## TEXTE FOURNI
Johnny et Jean, mécanique de l'injonction
Daniel Schneidermann - - Le matinaute - 124 commentaires Télécharger la videoTélécharger la version audio
Et même dans The Guardian. Et même sur CNN. Et même dans le New York Times.
Et même à la Une de la presse québecoise. Et même Trump ? Soudain, au milieu de l'avalanche de tweets épatés, reprenant les titres de la presse internationale sur la mort du french Elvis, cette annonce : aujourd'hui, conférence de presse de Trump. Même Trump ? Mais non. Ce n'est pas à la mort de Johnny Hallyday, que sera consacrée la conférence de presse. C'est à l'annonce du transfert de l'ambassade américaine en Israël de Tel Aviv à Jérusalem. Ah oui, tiens, on allait oublier. Cette annonce, qui pourrait provoquer une crise majeure au Proche Orient, est reléguée par les radios dans "le reste de l'actualité". Au premier rang du reste, tout de même, mais dans le reste. Dans le parterre.

## DONNÉES FOURNIES
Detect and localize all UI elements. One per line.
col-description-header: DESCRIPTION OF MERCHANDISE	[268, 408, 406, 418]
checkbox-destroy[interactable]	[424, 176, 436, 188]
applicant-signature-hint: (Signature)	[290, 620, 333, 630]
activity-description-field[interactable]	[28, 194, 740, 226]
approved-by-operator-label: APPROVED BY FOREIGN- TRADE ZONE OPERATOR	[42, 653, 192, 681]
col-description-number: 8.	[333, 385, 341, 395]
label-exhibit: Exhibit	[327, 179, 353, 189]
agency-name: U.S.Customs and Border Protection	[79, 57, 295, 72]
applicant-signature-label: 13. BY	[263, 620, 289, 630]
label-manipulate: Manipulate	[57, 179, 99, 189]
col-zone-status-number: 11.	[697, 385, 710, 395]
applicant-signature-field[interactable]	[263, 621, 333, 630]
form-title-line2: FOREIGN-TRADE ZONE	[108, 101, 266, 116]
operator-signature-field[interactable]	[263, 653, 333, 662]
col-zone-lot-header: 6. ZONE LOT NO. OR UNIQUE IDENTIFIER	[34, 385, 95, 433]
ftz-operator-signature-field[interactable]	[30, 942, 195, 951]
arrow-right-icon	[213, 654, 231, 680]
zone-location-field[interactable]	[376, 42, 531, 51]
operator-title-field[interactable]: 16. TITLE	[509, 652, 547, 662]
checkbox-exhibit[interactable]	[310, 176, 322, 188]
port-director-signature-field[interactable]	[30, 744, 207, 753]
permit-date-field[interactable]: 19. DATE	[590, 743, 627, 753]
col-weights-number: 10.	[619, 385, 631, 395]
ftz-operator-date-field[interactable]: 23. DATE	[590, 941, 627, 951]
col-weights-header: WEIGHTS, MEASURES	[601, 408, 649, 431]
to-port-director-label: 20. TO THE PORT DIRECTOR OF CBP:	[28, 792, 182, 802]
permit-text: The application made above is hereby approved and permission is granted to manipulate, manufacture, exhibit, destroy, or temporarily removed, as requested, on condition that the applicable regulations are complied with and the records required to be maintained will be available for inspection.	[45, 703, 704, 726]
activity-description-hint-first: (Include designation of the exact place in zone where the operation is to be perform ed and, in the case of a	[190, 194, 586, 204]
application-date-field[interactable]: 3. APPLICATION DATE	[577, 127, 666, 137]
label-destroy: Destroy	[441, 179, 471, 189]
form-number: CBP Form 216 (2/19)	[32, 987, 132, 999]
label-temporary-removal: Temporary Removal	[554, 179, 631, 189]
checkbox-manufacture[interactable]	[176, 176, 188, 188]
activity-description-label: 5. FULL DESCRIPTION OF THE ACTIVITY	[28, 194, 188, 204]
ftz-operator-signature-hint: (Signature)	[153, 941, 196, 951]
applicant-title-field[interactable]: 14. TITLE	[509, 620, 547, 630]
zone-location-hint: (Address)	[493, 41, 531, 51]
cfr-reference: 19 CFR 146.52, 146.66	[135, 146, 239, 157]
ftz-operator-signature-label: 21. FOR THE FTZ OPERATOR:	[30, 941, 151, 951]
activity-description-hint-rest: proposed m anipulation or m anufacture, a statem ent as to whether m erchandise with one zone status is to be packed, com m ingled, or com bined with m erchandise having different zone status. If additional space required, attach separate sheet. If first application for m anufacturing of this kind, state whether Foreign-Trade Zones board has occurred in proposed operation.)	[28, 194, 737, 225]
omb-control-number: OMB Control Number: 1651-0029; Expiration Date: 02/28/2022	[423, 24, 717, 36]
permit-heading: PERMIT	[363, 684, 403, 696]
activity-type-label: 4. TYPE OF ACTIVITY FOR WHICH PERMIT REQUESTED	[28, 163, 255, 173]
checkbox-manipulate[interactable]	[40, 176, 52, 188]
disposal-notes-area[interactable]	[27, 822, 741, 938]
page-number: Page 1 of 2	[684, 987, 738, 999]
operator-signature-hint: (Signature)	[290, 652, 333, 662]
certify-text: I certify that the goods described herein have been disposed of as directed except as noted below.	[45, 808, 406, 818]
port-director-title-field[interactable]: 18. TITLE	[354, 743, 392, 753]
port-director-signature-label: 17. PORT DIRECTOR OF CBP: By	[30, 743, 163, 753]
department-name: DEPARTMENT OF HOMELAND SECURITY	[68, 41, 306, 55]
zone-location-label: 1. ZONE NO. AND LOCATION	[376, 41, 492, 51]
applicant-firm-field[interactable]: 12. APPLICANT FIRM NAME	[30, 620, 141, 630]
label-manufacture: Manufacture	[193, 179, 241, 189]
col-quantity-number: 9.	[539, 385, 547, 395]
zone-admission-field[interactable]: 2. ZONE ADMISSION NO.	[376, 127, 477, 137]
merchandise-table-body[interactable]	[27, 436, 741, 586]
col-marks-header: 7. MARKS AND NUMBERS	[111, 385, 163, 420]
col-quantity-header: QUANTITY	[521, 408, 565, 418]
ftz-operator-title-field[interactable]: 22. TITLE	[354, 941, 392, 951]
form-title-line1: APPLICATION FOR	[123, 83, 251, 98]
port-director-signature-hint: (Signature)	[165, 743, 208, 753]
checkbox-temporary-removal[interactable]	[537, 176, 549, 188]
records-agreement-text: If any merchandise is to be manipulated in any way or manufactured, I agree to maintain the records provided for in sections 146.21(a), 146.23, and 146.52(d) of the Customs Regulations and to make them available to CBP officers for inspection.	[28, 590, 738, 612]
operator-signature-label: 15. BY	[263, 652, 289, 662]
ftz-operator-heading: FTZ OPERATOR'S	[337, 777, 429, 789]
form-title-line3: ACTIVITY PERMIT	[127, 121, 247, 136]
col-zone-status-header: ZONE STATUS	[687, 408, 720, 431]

## CONSIGNES
(1) Recopiez le passage du texte sur Johnny Hallyday de « Et même à la » à « Dans le parterre. », en substituant « Macron » à « Trump ».
(2) Quels médias étrangers le texte sur Johnny Hallyday nomme-t-il dans les phrases qui commencent par « Et même » ?

## RÉPONSES DANS L'ORDRE
(1)
Et même à la Une de la presse québecoise. Et même Macron ? Soudain, au milieu de l'avalanche de tweets épatés, reprenant les titres de la presse internationale sur la mort du french Elvis, cette annonce : aujourd'hui, conférence de presse de Macron. Même Macron ? Mais non. Ce n'est pas à la mort de Johnny Hallyday, que sera consacrée la conférence de presse. C'est à l'annonce du transfert de l'ambassade américaine en Israël de Tel Aviv à Jérusalem. Ah oui, tiens, on allait oublier. Cette annonce, qui pourrait provoquer une crise majeure au Proche Orient, est reléguée par les radios dans "le reste de l'actualité". Au premier rang du reste, tout de même, mais dans le reste. Dans le parterre.

(2) The Guardian, CNN, le New York Times